[start of LISTED ENTRIES]
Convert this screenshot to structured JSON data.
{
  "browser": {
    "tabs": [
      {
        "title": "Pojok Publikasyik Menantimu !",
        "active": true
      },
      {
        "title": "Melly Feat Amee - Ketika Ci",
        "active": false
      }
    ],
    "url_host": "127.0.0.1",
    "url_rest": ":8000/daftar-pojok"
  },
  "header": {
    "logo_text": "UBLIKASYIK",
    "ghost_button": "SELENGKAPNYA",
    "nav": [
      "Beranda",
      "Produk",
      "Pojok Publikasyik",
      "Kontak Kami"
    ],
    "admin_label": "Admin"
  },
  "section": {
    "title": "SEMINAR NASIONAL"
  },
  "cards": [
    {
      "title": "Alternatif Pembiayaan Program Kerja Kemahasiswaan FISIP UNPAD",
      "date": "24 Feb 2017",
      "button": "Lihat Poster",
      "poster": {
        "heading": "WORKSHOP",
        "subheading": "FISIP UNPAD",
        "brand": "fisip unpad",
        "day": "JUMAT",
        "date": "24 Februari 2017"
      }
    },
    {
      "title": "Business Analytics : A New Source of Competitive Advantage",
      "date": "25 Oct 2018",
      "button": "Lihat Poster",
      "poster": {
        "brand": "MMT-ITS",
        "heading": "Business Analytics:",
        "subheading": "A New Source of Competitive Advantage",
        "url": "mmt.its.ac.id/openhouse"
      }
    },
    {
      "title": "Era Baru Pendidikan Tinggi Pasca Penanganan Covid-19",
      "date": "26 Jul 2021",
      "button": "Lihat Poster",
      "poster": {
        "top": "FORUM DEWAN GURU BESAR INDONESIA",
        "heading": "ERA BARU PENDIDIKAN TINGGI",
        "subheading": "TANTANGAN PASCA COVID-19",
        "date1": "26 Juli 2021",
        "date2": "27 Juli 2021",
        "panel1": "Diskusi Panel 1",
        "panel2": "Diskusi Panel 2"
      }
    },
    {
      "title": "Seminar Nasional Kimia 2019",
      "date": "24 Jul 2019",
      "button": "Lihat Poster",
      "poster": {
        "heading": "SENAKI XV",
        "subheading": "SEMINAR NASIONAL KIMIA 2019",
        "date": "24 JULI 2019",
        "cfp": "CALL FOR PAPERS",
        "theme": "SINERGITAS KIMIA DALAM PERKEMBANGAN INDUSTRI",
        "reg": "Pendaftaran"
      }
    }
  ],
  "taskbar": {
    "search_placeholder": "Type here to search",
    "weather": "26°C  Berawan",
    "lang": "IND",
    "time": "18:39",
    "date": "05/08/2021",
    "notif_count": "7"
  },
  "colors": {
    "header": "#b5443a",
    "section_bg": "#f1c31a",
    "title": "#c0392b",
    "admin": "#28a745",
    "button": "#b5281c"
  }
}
[end of LISTED ENTRIES]
WHAT TO PRODUCE. Write out every record shown above, word for word.

FINAL RESULT.
Convert this screenshot to structured JSON data.
{
  "browser": {
    "tabs": [
      {
        "title": "Pojok Publikasyik Menantimu !",
        "active": true
      },
      {
        "title": "Melly Feat Amee - Ketika Ci",
        "active": false
      }
    ],
    "url_host": "127.0.0.1",
    "url_rest": ":8000/daftar-pojok"
  },
  "header": {
    "logo_text": "UBLIKASYIK",
    "ghost_button": "SELENGKAPNYA",
    "nav": [
      "Beranda",
      "Produk",
      "Pojok Publikasyik",
      "Kontak Kami"
    ],
    "admin_label": "Admin"
  },
  "section": {
    "title": "SEMINAR NASIONAL"
  },
  "cards": [
    {
      "title": "Alternatif Pembiayaan Program Kerja Kemahasiswaan FISIP UNPAD",
      "date": "24 Feb 2017",
      "button": "Lihat Poster",
      "poster": {
        "heading": "WORKSHOP",
        "subheading": "FISIP UNPAD",
        "brand": "fisip unpad",
        "day": "JUMAT",
        "date": "24 Februari 2017"
      }
    },
    {
      "title": "Business Analytics : A New Source of Competitive Advantage",
      "date": "25 Oct 2018",
      "button": "Lihat Poster",
      "poster": {
        "brand": "MMT-ITS",
        "heading": "Business Analytics:",
        "subheading": "A New Source of Competitive Advantage",
        "url": "mmt.its.ac.id/openhouse"
      }
    },
    {
      "title": "Era Baru Pendidikan Tinggi Pasca Penanganan Covid-19",
      "date": "26 Jul 2021",
      "button": "Lihat Poster",
      "poster": {
        "top": "FORUM DEWAN GURU BESAR INDONESIA",
        "heading": "ERA BARU PENDIDIKAN TINGGI",
        "subheading": "TANTANGAN PASCA COVID-19",
        "date1": "26 Juli 2021",
        "date2": "27 Juli 2021",
        "panel1": "Diskusi Panel 1",
        "panel2": "Diskusi Panel 2"
      }
    },
    {
      "title": "Seminar Nasional Kimia 2019",
      "date": "24 Jul 2019",
      "button": "Lihat Poster",
      "poster": {
        "heading": "SENAKI XV",
        "subheading": "SEMINAR NASIONAL KIMIA 2019",
        "date": "24 JULI 2019",
        "cfp": "CALL FOR PAPERS",
        "theme": "SINERGITAS KIMIA DALAM PERKEMBANGAN INDUSTRI",
        "reg": "Pendaftaran"
      }
    }
  ],
  "taskbar": {
    "search_placeholder": "Type here to search",
    "weather": "26°C  Berawan",
    "lang": "IND",
    "time": "18:39",
    "date": "05/08/2021",
    "notif_count": "7"
  },
  "colors": {
    "header": "#b5443a",
    "section_bg": "#f1c31a",
    "title": "#c0392b",
    "admin": "#28a745",
    "button": "#b5281c"
  }
}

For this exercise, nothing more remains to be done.